Requirements
From the listing below, select every line where the word "ground" appears.

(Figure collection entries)
* * *

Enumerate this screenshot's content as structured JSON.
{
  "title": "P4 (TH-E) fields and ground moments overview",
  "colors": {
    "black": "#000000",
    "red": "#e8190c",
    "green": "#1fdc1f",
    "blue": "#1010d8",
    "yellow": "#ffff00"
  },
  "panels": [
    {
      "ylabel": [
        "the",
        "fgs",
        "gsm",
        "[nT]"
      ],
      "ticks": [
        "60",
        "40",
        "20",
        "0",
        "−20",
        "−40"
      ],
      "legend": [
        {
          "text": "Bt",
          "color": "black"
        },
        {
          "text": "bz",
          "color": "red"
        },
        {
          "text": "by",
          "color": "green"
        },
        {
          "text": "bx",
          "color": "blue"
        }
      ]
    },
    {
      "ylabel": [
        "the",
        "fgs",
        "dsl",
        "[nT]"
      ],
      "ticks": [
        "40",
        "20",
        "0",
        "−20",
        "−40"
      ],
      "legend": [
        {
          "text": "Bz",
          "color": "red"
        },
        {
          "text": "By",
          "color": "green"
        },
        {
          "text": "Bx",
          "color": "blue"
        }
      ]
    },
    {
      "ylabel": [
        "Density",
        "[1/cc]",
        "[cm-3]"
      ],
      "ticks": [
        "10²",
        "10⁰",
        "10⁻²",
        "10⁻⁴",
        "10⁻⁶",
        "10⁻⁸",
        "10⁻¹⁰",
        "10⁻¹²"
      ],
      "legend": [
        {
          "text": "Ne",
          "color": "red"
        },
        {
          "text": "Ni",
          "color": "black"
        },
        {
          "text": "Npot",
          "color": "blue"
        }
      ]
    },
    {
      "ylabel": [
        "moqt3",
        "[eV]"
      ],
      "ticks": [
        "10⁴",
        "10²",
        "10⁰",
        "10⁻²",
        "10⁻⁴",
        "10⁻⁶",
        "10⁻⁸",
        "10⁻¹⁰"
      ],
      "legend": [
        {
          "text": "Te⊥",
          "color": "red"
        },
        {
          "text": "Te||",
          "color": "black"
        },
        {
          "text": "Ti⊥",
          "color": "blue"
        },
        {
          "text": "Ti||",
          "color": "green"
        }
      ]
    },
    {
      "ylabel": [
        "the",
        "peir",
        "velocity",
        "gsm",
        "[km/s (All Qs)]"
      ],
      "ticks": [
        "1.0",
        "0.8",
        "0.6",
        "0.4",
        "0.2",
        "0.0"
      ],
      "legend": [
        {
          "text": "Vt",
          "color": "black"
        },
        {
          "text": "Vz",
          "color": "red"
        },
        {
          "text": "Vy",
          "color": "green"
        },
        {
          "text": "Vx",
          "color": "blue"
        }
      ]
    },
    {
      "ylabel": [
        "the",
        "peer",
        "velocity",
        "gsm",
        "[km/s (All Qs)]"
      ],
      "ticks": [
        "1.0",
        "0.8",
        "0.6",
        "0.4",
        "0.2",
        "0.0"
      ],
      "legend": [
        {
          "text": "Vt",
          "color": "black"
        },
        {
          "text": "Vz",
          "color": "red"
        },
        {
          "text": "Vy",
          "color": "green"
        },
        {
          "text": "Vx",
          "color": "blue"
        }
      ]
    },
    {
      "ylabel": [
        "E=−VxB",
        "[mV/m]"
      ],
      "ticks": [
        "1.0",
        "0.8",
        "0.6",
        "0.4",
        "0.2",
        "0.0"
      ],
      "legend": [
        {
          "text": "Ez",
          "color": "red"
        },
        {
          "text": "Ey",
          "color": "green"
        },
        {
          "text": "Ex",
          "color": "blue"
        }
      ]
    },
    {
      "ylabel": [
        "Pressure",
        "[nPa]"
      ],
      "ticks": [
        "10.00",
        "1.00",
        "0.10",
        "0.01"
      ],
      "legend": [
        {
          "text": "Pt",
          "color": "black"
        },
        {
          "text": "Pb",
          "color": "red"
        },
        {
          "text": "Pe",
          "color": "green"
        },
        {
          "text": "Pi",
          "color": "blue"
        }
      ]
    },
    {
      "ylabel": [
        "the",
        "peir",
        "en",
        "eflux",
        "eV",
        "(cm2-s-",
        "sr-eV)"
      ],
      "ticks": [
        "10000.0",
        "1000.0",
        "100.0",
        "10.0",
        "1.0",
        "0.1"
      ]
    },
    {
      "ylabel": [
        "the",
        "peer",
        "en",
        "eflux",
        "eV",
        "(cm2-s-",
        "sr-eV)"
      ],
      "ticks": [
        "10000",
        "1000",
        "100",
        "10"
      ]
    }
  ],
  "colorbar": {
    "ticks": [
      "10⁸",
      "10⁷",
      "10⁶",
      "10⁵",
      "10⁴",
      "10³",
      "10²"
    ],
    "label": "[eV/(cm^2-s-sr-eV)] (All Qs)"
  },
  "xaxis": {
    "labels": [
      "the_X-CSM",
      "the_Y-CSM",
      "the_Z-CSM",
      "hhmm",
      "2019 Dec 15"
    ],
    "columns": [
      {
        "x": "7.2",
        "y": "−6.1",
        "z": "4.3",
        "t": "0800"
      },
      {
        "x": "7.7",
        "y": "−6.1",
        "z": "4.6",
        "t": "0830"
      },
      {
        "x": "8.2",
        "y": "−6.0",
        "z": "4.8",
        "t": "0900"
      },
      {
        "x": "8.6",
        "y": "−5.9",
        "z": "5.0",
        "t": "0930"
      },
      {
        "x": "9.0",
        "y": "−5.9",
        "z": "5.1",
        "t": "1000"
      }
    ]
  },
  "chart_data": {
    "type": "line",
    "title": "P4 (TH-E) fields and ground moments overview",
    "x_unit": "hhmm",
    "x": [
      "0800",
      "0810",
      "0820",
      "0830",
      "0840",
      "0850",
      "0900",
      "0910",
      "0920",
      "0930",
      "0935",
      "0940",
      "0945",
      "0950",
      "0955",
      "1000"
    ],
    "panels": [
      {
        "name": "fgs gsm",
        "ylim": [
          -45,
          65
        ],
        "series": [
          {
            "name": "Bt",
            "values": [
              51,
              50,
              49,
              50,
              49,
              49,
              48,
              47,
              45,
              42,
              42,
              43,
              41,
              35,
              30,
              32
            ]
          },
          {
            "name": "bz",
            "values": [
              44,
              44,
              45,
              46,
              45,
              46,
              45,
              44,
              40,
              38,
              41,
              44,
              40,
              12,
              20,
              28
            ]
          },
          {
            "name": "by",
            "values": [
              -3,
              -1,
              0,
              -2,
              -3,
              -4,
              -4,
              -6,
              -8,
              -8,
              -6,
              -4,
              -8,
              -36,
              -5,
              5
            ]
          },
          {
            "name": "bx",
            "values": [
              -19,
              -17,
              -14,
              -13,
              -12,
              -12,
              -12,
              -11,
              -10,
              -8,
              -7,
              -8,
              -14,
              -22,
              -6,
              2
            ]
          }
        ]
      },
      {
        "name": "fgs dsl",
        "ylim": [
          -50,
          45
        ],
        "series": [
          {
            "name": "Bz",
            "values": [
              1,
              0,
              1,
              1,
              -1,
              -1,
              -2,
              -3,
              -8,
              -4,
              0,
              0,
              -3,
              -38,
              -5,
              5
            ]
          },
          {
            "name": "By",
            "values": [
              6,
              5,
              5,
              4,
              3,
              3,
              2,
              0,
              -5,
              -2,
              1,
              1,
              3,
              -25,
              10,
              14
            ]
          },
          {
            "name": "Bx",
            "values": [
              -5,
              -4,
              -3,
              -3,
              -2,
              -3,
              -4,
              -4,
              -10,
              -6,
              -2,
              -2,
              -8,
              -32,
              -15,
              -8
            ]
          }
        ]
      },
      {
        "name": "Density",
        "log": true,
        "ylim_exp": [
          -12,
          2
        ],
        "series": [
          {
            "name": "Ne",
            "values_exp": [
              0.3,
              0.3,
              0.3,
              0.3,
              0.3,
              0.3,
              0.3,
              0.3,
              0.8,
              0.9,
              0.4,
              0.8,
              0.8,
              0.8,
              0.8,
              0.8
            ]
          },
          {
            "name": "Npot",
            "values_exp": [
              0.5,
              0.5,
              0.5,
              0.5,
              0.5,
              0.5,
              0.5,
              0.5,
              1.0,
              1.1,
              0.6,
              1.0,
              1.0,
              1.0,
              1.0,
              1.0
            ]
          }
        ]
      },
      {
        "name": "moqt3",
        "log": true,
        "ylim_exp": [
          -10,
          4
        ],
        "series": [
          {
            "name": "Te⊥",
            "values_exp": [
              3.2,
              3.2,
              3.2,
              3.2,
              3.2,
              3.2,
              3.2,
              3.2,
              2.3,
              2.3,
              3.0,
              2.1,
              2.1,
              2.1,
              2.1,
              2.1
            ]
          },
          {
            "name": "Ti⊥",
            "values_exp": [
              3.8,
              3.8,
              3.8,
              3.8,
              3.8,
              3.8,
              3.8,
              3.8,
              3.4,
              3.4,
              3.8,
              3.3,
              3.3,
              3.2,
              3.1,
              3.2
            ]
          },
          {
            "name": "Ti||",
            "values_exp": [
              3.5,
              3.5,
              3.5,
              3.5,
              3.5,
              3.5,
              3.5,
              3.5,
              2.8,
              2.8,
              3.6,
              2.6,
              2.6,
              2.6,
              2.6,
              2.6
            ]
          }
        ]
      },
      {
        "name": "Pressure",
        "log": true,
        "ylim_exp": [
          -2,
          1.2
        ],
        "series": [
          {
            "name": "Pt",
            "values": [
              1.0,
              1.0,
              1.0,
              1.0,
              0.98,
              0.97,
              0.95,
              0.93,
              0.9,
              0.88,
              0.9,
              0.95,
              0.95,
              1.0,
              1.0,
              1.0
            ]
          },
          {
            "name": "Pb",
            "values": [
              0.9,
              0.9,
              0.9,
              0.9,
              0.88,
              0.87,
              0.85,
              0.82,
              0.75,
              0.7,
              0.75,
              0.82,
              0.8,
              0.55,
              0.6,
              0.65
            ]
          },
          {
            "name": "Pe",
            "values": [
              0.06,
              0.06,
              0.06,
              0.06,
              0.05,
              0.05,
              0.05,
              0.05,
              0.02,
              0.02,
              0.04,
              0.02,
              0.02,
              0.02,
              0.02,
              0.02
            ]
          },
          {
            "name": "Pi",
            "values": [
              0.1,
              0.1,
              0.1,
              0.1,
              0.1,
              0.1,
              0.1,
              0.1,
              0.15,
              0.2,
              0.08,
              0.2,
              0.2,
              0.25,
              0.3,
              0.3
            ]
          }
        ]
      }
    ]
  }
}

* * *

The completed task
  "title": "P4 (TH-E) fields and ground moments overview",
    "title": "P4 (TH-E) fields and ground moments overview",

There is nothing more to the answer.